INPUT MATERIAL

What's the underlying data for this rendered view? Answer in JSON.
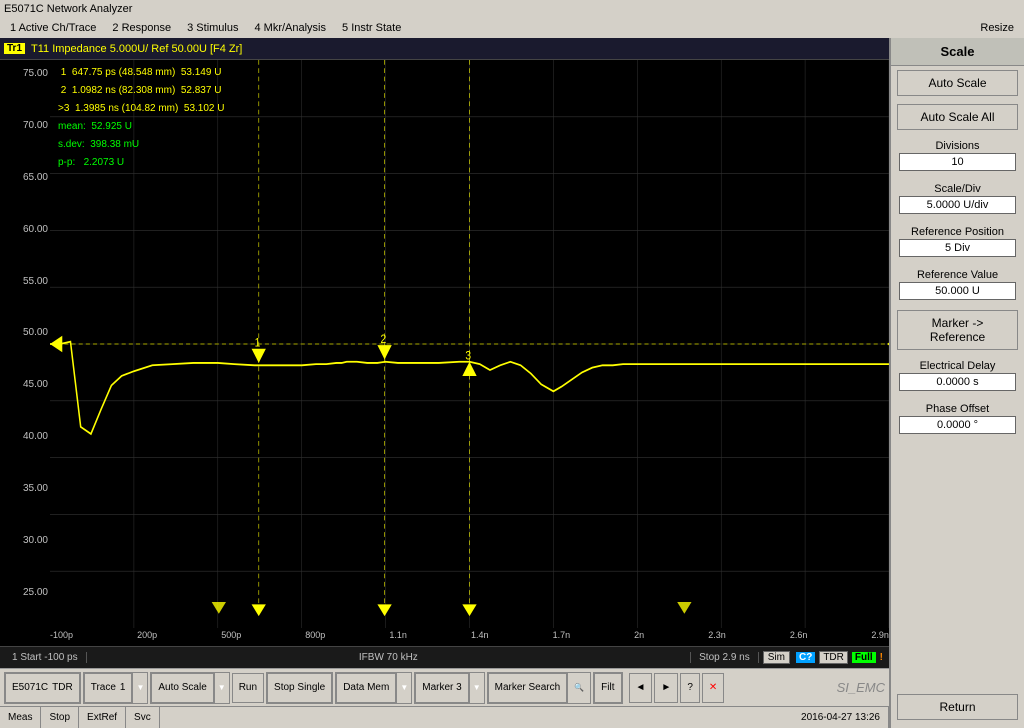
{
  "titleBar": {
    "text": "E5071C Network Analyzer"
  },
  "menuBar": {
    "items": [
      "1 Active Ch/Trace",
      "2 Response",
      "3 Stimulus",
      "4 Mkr/Analysis",
      "5 Instr State"
    ],
    "resize": "Resize"
  },
  "chartHeader": {
    "badge": "Tr1",
    "label": "T11  Impedance  5.000U/  Ref  50.00U  [F4 Zr]"
  },
  "markers": [
    {
      "id": "1",
      "time": "647.75 ps",
      "mmVal": "(48.548 mm)",
      "value": "53.149 U"
    },
    {
      "id": "2",
      "time": "1.0982 ns",
      "mmVal": "(82.308 mm)",
      "value": "52.837 U"
    },
    {
      "id": ">3",
      "time": "1.3985 ns",
      "mmVal": "(104.82 mm)",
      "value": "53.102 U"
    }
  ],
  "stats": {
    "mean": "52.925 U",
    "sdev": "398.38 mU",
    "pp": "2.2073 U"
  },
  "yAxis": {
    "labels": [
      "75.00",
      "70.00",
      "65.00",
      "60.00",
      "55.00",
      "50.00",
      "45.00",
      "40.00",
      "35.00",
      "30.00",
      "25.00"
    ]
  },
  "xAxis": {
    "labels": [
      "-100p",
      "200p",
      "500p",
      "800p",
      "1.1n",
      "1.4n",
      "1.7n",
      "2n",
      "2.3n",
      "2.6n",
      "2.9n"
    ]
  },
  "statusBar": {
    "left": "1  Start -100 ps",
    "center": "IFBW 70 kHz",
    "right": "Stop 2.9 ns"
  },
  "simBadges": {
    "sim": "Sim",
    "c": "C?",
    "tdr": "TDR",
    "full": "Full",
    "excl": "!"
  },
  "rightPanel": {
    "title": "Scale",
    "autoScale": "Auto Scale",
    "autoScaleAll": "Auto Scale All",
    "divisionsLabel": "Divisions",
    "divisionsValue": "10",
    "scalePerDivLabel": "Scale/Div",
    "scalePerDivValue": "5.0000 U/div",
    "refPositionLabel": "Reference Position",
    "refPositionValue": "5 Div",
    "refValueLabel": "Reference Value",
    "refValueValue": "50.000 U",
    "markerToRef": "Marker ->\nReference",
    "electricalDelayLabel": "Electrical Delay",
    "electricalDelayValue": "0.0000 s",
    "phaseOffsetLabel": "Phase Offset",
    "phaseOffsetValue": "0.0000 °",
    "return": "Return"
  },
  "toolbar": {
    "instrument": "E5071C",
    "mode": "TDR",
    "trace": "Trace",
    "traceNum": "1",
    "autoScale": "Auto Scale",
    "run": "Run",
    "stopSingle": "Stop Single",
    "dataMem": "Data Mem",
    "marker3": "Marker 3",
    "markerSearch": "Marker Search",
    "filter": "Filt",
    "logo": "SI_EMC"
  },
  "bottomBar": {
    "meas": "Meas",
    "stop": "Stop",
    "extRef": "ExtRef",
    "svc": "Svc",
    "datetime": "2016-04-27  13:26"
  },
  "colors": {
    "traceColor": "#ffff00",
    "markerColor": "#ffff00",
    "refLineColor": "#888800",
    "gridColor": "#333333",
    "bgColor": "#000000"
  }
}
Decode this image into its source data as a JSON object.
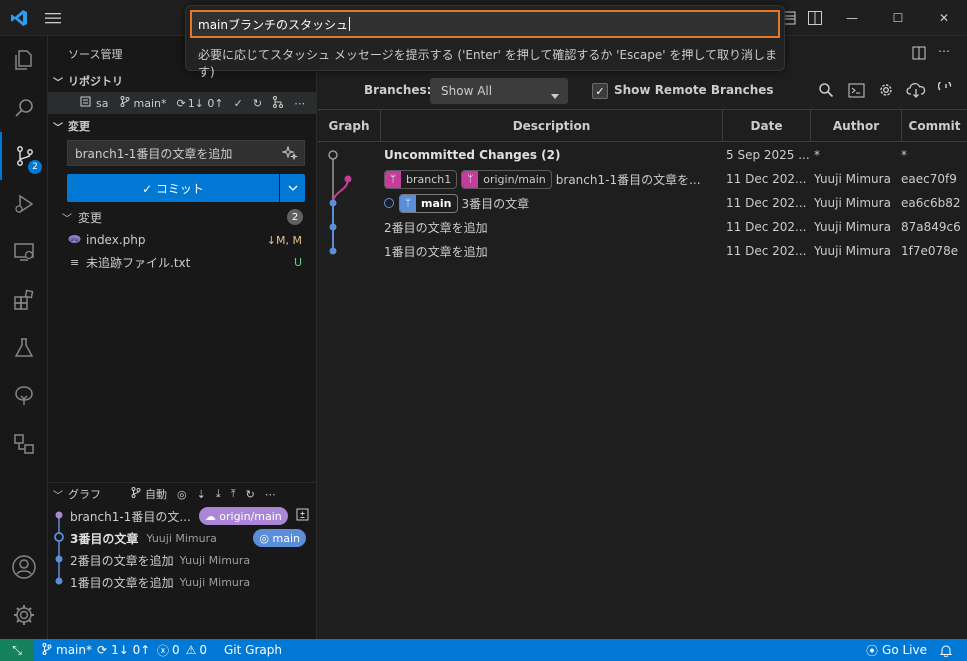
{
  "window": {
    "minimize": "—",
    "maximize": "☐",
    "close": "✕"
  },
  "quick_input": {
    "value": "mainブランチのスタッシュ",
    "message": "必要に応じてスタッシュ メッセージを提示する ('Enter' を押して確認するか 'Escape' を押して取り消します)"
  },
  "activity": {
    "scm_badge": "2"
  },
  "sidebar": {
    "title": "ソース管理",
    "repos_header": "リポジトリ",
    "repo": {
      "name": "sa",
      "branch": "main*",
      "sync": "1↓ 0↑"
    },
    "changes_header": "変更",
    "commit_message": "branch1-1番目の文章を追加",
    "commit_button": "✓ コミット",
    "changes_group": {
      "label": "変更",
      "count": "2"
    },
    "files": [
      {
        "name": "index.php",
        "status": "↓M, M"
      },
      {
        "name": "未追跡ファイル.txt",
        "status": "U"
      }
    ],
    "graph": {
      "header": "グラフ",
      "auto_label": "自動",
      "rows": [
        {
          "message": "branch1-1番目の文...",
          "author": "",
          "ref": "origin/main"
        },
        {
          "message": "3番目の文章",
          "author": "Yuuji Mimura",
          "ref": "main"
        },
        {
          "message": "2番目の文章を追加",
          "author": "Yuuji Mimura",
          "ref": ""
        },
        {
          "message": "1番目の文章を追加",
          "author": "Yuuji Mimura",
          "ref": ""
        }
      ]
    }
  },
  "git_graph": {
    "branches_label": "Branches:",
    "branches_value": "Show All",
    "show_remote_label": "Show Remote Branches",
    "show_remote_checked": "✓",
    "columns": [
      "Graph",
      "Description",
      "Date",
      "Author",
      "Commit"
    ],
    "rows": [
      {
        "description": "Uncommitted Changes (2)",
        "date": "5 Sep 2025 ...",
        "author": "*",
        "commit": "*",
        "refs": []
      },
      {
        "description": "branch1-1番目の文章を...",
        "date": "11 Dec 202...",
        "author": "Yuuji Mimura",
        "commit": "eaec70f9",
        "refs": [
          "branch1",
          "origin/main"
        ]
      },
      {
        "description": "3番目の文章",
        "date": "11 Dec 202...",
        "author": "Yuuji Mimura",
        "commit": "ea6c6b82",
        "refs": [
          "main"
        ]
      },
      {
        "description": "2番目の文章を追加",
        "date": "11 Dec 202...",
        "author": "Yuuji Mimura",
        "commit": "87a849c6",
        "refs": []
      },
      {
        "description": "1番目の文章を追加",
        "date": "11 Dec 202...",
        "author": "Yuuji Mimura",
        "commit": "1f7e078e",
        "refs": []
      }
    ]
  },
  "statusbar": {
    "branch": "main*",
    "sync": "1↓ 0↑",
    "errors": "0",
    "warnings": "0",
    "git_graph": "Git Graph",
    "go_live": "Go Live"
  },
  "colors": {
    "accent": "#0078d4",
    "focus_border": "#e5762a",
    "branch_magenta": "#c53d9b",
    "graph_blue": "#5b8dd9",
    "remote_green": "#16825d"
  }
}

EXERCISE AIM
Extract every line of the records above that contains the word "Stop".

REPLY TO THE EXERCISE
    "right": "Stop 2.9 ns"
    "stopSingle": "Stop Single",
    "stop": "Stop",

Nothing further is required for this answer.